Written request → Reproduce the data exactly and drop any pictures it holds.

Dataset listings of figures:
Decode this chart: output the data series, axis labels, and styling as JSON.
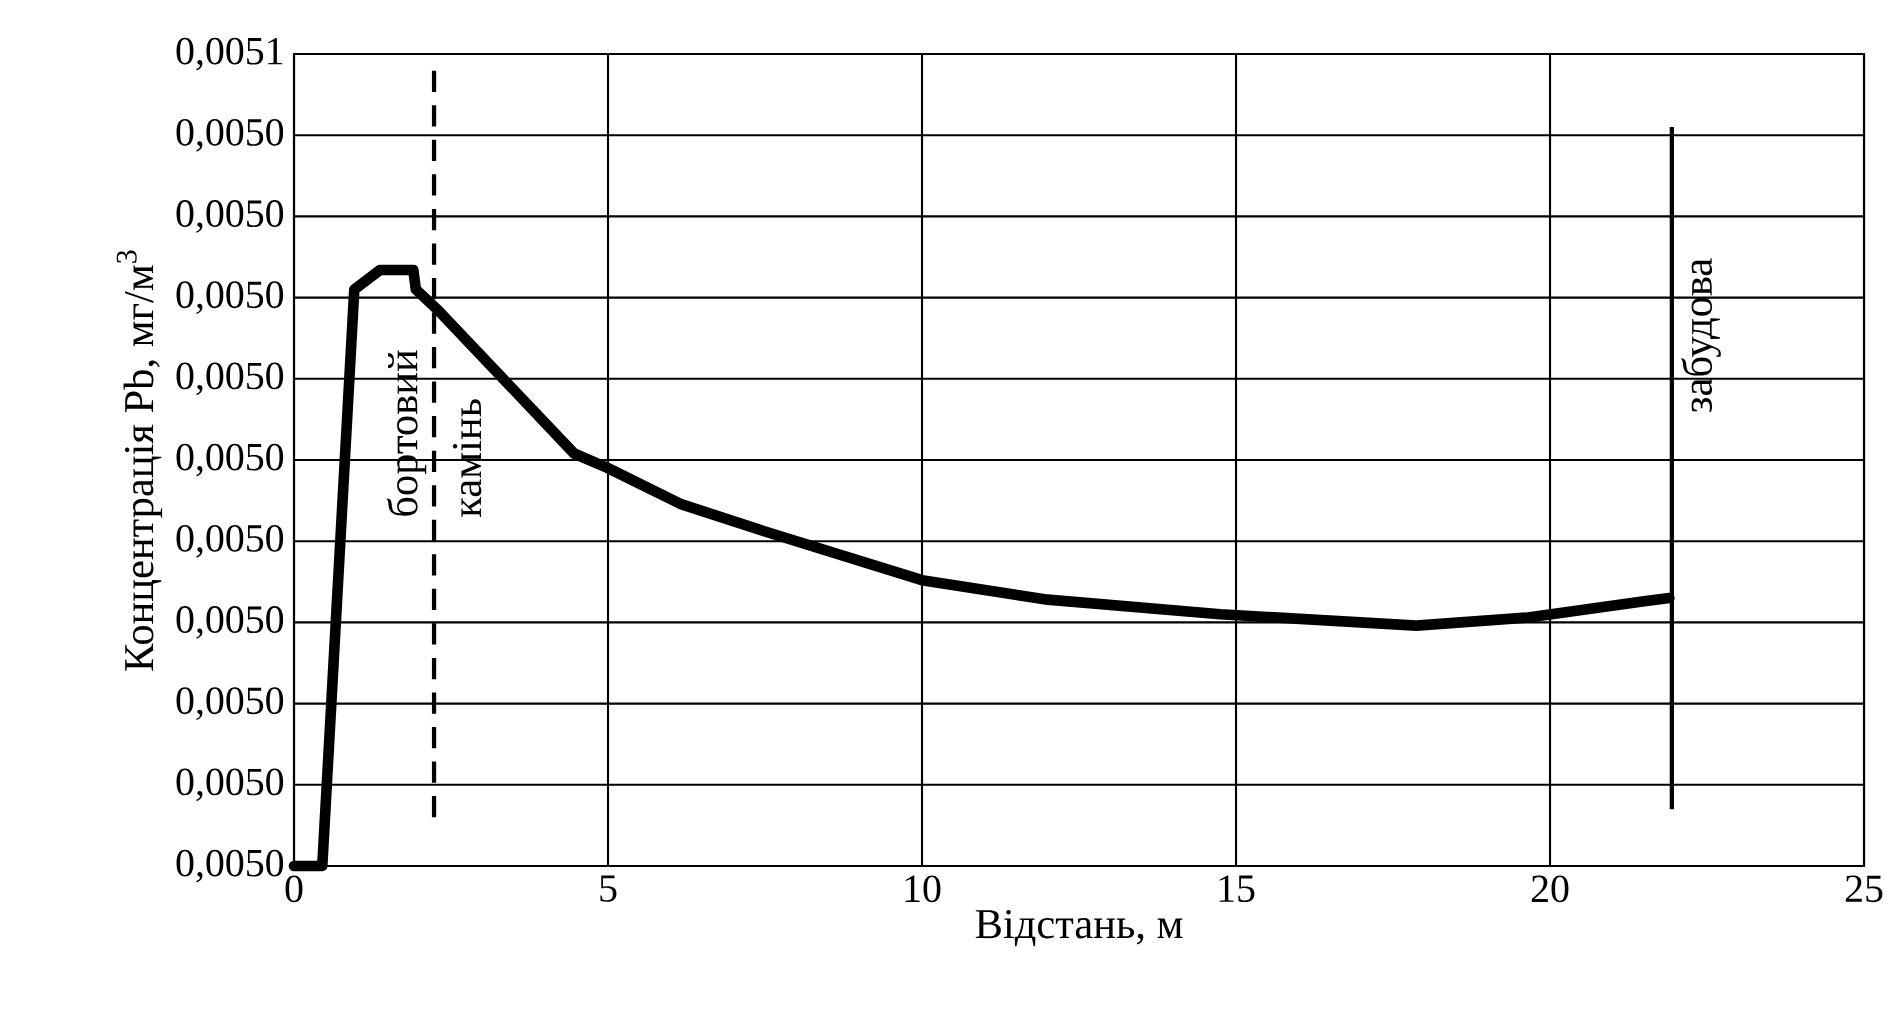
{
  "chart_data": {
    "type": "line",
    "xlabel": "Відстань, м",
    "ylabel": "Концентрація Pb, мг/м$^{3}$",
    "x": [
      0,
      0.45,
      0.96,
      1.37,
      1.9,
      1.94,
      2.3,
      4.46,
      5.0,
      6.15,
      7.5,
      10,
      12,
      14.75,
      17.87,
      19.65,
      21.5,
      21.9
    ],
    "series": [
      {
        "color": "#000000",
        "values": [
          0.005,
          0.005,
          0.0050355,
          0.0050367,
          0.0050367,
          0.0050355,
          0.0050342,
          0.0050254,
          0.0050245,
          0.0050223,
          0.0050206,
          0.0050176,
          0.0050164,
          0.0050155,
          0.0050148,
          0.0050153,
          0.0050163,
          0.0050165
        ]
      }
    ],
    "xlim": [
      0,
      25
    ],
    "xticks": [
      0,
      5,
      10,
      15,
      20,
      25
    ],
    "ylim": [
      0.005,
      0.00505
    ],
    "yticks": [
      {
        "value": 0.005,
        "label": "0,0050"
      },
      {
        "value": 0.005005,
        "label": "0,0050"
      },
      {
        "value": 0.00501,
        "label": "0,0050"
      },
      {
        "value": 0.005015,
        "label": "0,0050"
      },
      {
        "value": 0.00502,
        "label": "0,0050"
      },
      {
        "value": 0.005025,
        "label": "0,0050"
      },
      {
        "value": 0.00503,
        "label": "0,0050"
      },
      {
        "value": 0.005035,
        "label": "0,0050"
      },
      {
        "value": 0.00504,
        "label": "0,0050"
      },
      {
        "value": 0.005045,
        "label": "0,0050"
      },
      {
        "value": 0.00505,
        "label": "0,0051"
      }
    ],
    "ref_lines": [
      {
        "axis": "x",
        "value": 2.23,
        "label": "бортовий камінь",
        "line_style": "dashed",
        "color": "#000000"
      },
      {
        "axis": "x",
        "value": 21.94,
        "label": "забудова",
        "line_style": "solid",
        "color": "#000000"
      }
    ],
    "grid": true,
    "marker": "none",
    "line_style": "solid"
  }
}
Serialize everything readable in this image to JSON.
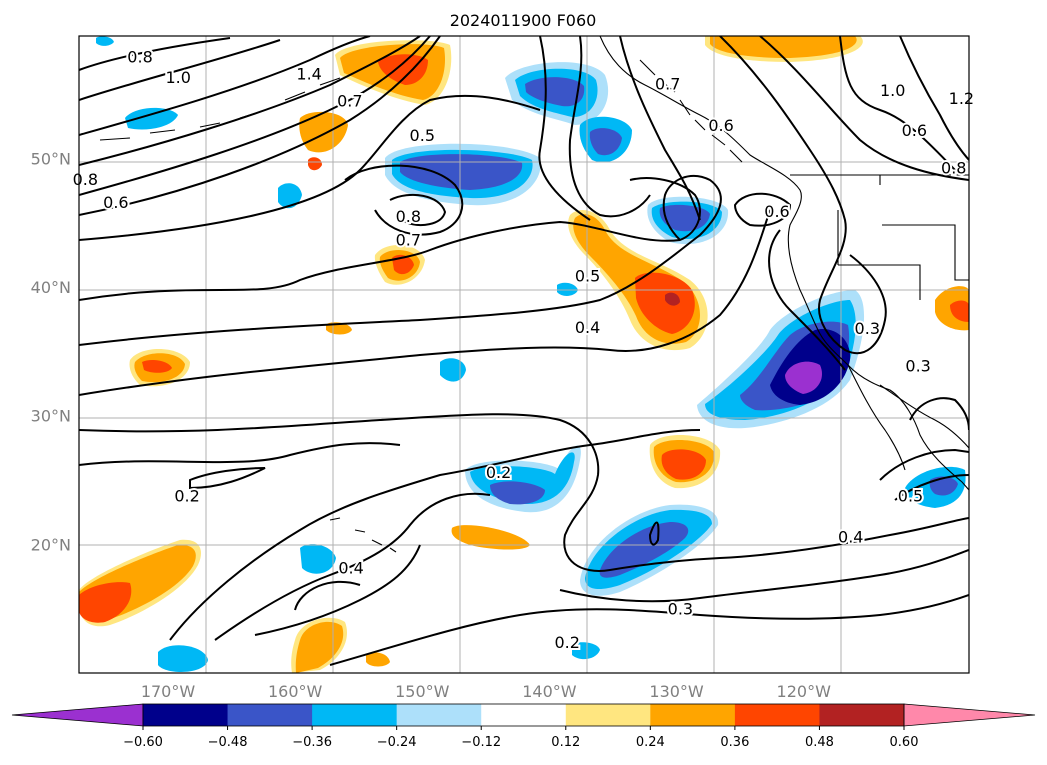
{
  "title": "2024011900 F060",
  "lat_labels": [
    {
      "text": "50°N",
      "lat": 50
    },
    {
      "text": "40°N",
      "lat": 40
    },
    {
      "text": "30°N",
      "lat": 30
    },
    {
      "text": "20°N",
      "lat": 20
    }
  ],
  "lon_labels": [
    {
      "text": "170°W",
      "lon": -170
    },
    {
      "text": "160°W",
      "lon": -160
    },
    {
      "text": "150°W",
      "lon": -150
    },
    {
      "text": "140°W",
      "lon": -140
    },
    {
      "text": "130°W",
      "lon": -130
    },
    {
      "text": "120°W",
      "lon": -120
    }
  ],
  "map_extent": {
    "lon_min": -177,
    "lon_max": -107,
    "lat_min": 10,
    "lat_max": 59.5
  },
  "colorbar": {
    "ticks": [
      "−0.60",
      "−0.48",
      "−0.36",
      "−0.24",
      "−0.12",
      "0.12",
      "0.24",
      "0.36",
      "0.48",
      "0.60"
    ],
    "colors": [
      "#9b30d0",
      "#00008b",
      "#3a55c8",
      "#00b8f5",
      "#ade0fa",
      "#ffffff",
      "#ffe680",
      "#ffa500",
      "#ff4500",
      "#b22222",
      "#ff88aa"
    ]
  },
  "contour_labels": [
    {
      "text": "0.8",
      "lon": -172.2,
      "lat": 57.9
    },
    {
      "text": "1.0",
      "lon": -169.2,
      "lat": 56.3
    },
    {
      "text": "1.4",
      "lon": -158.9,
      "lat": 56.6
    },
    {
      "text": "0.7",
      "lon": -155.7,
      "lat": 54.5
    },
    {
      "text": "0.5",
      "lon": -150.0,
      "lat": 51.8
    },
    {
      "text": "0.8",
      "lon": -176.5,
      "lat": 48.4
    },
    {
      "text": "0.6",
      "lon": -174.1,
      "lat": 46.6
    },
    {
      "text": "0.8",
      "lon": -151.1,
      "lat": 45.5
    },
    {
      "text": "0.7",
      "lon": -151.1,
      "lat": 43.7
    },
    {
      "text": "0.5",
      "lon": -137.0,
      "lat": 40.9
    },
    {
      "text": "0.4",
      "lon": -137.0,
      "lat": 36.9
    },
    {
      "text": "0.7",
      "lon": -130.7,
      "lat": 55.8
    },
    {
      "text": "0.6",
      "lon": -126.5,
      "lat": 52.6
    },
    {
      "text": "1.0",
      "lon": -113.0,
      "lat": 55.3
    },
    {
      "text": "0.6",
      "lon": -111.3,
      "lat": 52.2
    },
    {
      "text": "1.2",
      "lon": -107.6,
      "lat": 54.7
    },
    {
      "text": "0.8",
      "lon": -108.2,
      "lat": 49.3
    },
    {
      "text": "0.6",
      "lon": -122.1,
      "lat": 45.9
    },
    {
      "text": "0.3",
      "lon": -115.0,
      "lat": 36.8
    },
    {
      "text": "0.3",
      "lon": -111.0,
      "lat": 33.9
    },
    {
      "text": "0.2",
      "lon": -144.0,
      "lat": 25.6
    },
    {
      "text": "0.2",
      "lon": -168.5,
      "lat": 23.8
    },
    {
      "text": "0.4",
      "lon": -155.6,
      "lat": 18.2
    },
    {
      "text": "0.5",
      "lon": -111.6,
      "lat": 23.8
    },
    {
      "text": "0.4",
      "lon": -116.3,
      "lat": 20.6
    },
    {
      "text": "0.3",
      "lon": -129.7,
      "lat": 15.0
    },
    {
      "text": "0.2",
      "lon": -138.6,
      "lat": 12.4
    }
  ]
}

Final result →
Decode this chart: output the data series, axis labels, and styling as JSON.
{
  "chart_data": {
    "type": "line",
    "xlabel": "Відстань, м",
    "ylabel": "Концентрація Pb, мг/м$^{3}$",
    "x": [
      0,
      0.45,
      0.96,
      1.37,
      1.9,
      1.94,
      2.3,
      4.46,
      5.0,
      6.15,
      7.5,
      10,
      12,
      14.75,
      17.87,
      19.65,
      21.5,
      21.9
    ],
    "series": [
      {
        "color": "#000000",
        "values": [
          0.005,
          0.005,
          0.0050355,
          0.0050367,
          0.0050367,
          0.0050355,
          0.0050342,
          0.0050254,
          0.0050245,
          0.0050223,
          0.0050206,
          0.0050176,
          0.0050164,
          0.0050155,
          0.0050148,
          0.0050153,
          0.0050163,
          0.0050165
        ]
      }
    ],
    "xlim": [
      0,
      25
    ],
    "xticks": [
      0,
      5,
      10,
      15,
      20,
      25
    ],
    "ylim": [
      0.005,
      0.00505
    ],
    "yticks": [
      {
        "value": 0.005,
        "label": "0,0050"
      },
      {
        "value": 0.005005,
        "label": "0,0050"
      },
      {
        "value": 0.00501,
        "label": "0,0050"
      },
      {
        "value": 0.005015,
        "label": "0,0050"
      },
      {
        "value": 0.00502,
        "label": "0,0050"
      },
      {
        "value": 0.005025,
        "label": "0,0050"
      },
      {
        "value": 0.00503,
        "label": "0,0050"
      },
      {
        "value": 0.005035,
        "label": "0,0050"
      },
      {
        "value": 0.00504,
        "label": "0,0050"
      },
      {
        "value": 0.005045,
        "label": "0,0050"
      },
      {
        "value": 0.00505,
        "label": "0,0051"
      }
    ],
    "ref_lines": [
      {
        "axis": "x",
        "value": 2.23,
        "label": "бортовий камінь",
        "line_style": "dashed",
        "color": "#000000"
      },
      {
        "axis": "x",
        "value": 21.94,
        "label": "забудова",
        "line_style": "solid",
        "color": "#000000"
      }
    ],
    "grid": true,
    "marker": "none",
    "line_style": "solid"
  }
}
Serialize everything readable in this image to JSON.
{
  "title": "2024011900 F060",
  "lat_labels": [
    {
      "text": "50°N",
      "lat": 50
    },
    {
      "text": "40°N",
      "lat": 40
    },
    {
      "text": "30°N",
      "lat": 30
    },
    {
      "text": "20°N",
      "lat": 20
    }
  ],
  "lon_labels": [
    {
      "text": "170°W",
      "lon": -170
    },
    {
      "text": "160°W",
      "lon": -160
    },
    {
      "text": "150°W",
      "lon": -150
    },
    {
      "text": "140°W",
      "lon": -140
    },
    {
      "text": "130°W",
      "lon": -130
    },
    {
      "text": "120°W",
      "lon": -120
    }
  ],
  "map_extent": {
    "lon_min": -177,
    "lon_max": -107,
    "lat_min": 10,
    "lat_max": 59.5
  },
  "colorbar": {
    "ticks": [
      "−0.60",
      "−0.48",
      "−0.36",
      "−0.24",
      "−0.12",
      "0.12",
      "0.24",
      "0.36",
      "0.48",
      "0.60"
    ],
    "colors": [
      "#9b30d0",
      "#00008b",
      "#3a55c8",
      "#00b8f5",
      "#ade0fa",
      "#ffffff",
      "#ffe680",
      "#ffa500",
      "#ff4500",
      "#b22222",
      "#ff88aa"
    ]
  },
  "contour_labels": [
    {
      "text": "0.8",
      "lon": -172.2,
      "lat": 57.9
    },
    {
      "text": "1.0",
      "lon": -169.2,
      "lat": 56.3
    },
    {
      "text": "1.4",
      "lon": -158.9,
      "lat": 56.6
    },
    {
      "text": "0.7",
      "lon": -155.7,
      "lat": 54.5
    },
    {
      "text": "0.5",
      "lon": -150.0,
      "lat": 51.8
    },
    {
      "text": "0.8",
      "lon": -176.5,
      "lat": 48.4
    },
    {
      "text": "0.6",
      "lon": -174.1,
      "lat": 46.6
    },
    {
      "text": "0.8",
      "lon": -151.1,
      "lat": 45.5
    },
    {
      "text": "0.7",
      "lon": -151.1,
      "lat": 43.7
    },
    {
      "text": "0.5",
      "lon": -137.0,
      "lat": 40.9
    },
    {
      "text": "0.4",
      "lon": -137.0,
      "lat": 36.9
    },
    {
      "text": "0.7",
      "lon": -130.7,
      "lat": 55.8
    },
    {
      "text": "0.6",
      "lon": -126.5,
      "lat": 52.6
    },
    {
      "text": "1.0",
      "lon": -113.0,
      "lat": 55.3
    },
    {
      "text": "0.6",
      "lon": -111.3,
      "lat": 52.2
    },
    {
      "text": "1.2",
      "lon": -107.6,
      "lat": 54.7
    },
    {
      "text": "0.8",
      "lon": -108.2,
      "lat": 49.3
    },
    {
      "text": "0.6",
      "lon": -122.1,
      "lat": 45.9
    },
    {
      "text": "0.3",
      "lon": -115.0,
      "lat": 36.8
    },
    {
      "text": "0.3",
      "lon": -111.0,
      "lat": 33.9
    },
    {
      "text": "0.2",
      "lon": -144.0,
      "lat": 25.6
    },
    {
      "text": "0.2",
      "lon": -168.5,
      "lat": 23.8
    },
    {
      "text": "0.4",
      "lon": -155.6,
      "lat": 18.2
    },
    {
      "text": "0.5",
      "lon": -111.6,
      "lat": 23.8
    },
    {
      "text": "0.4",
      "lon": -116.3,
      "lat": 20.6
    },
    {
      "text": "0.3",
      "lon": -129.7,
      "lat": 15.0
    },
    {
      "text": "0.2",
      "lon": -138.6,
      "lat": 12.4
    }
  ]
}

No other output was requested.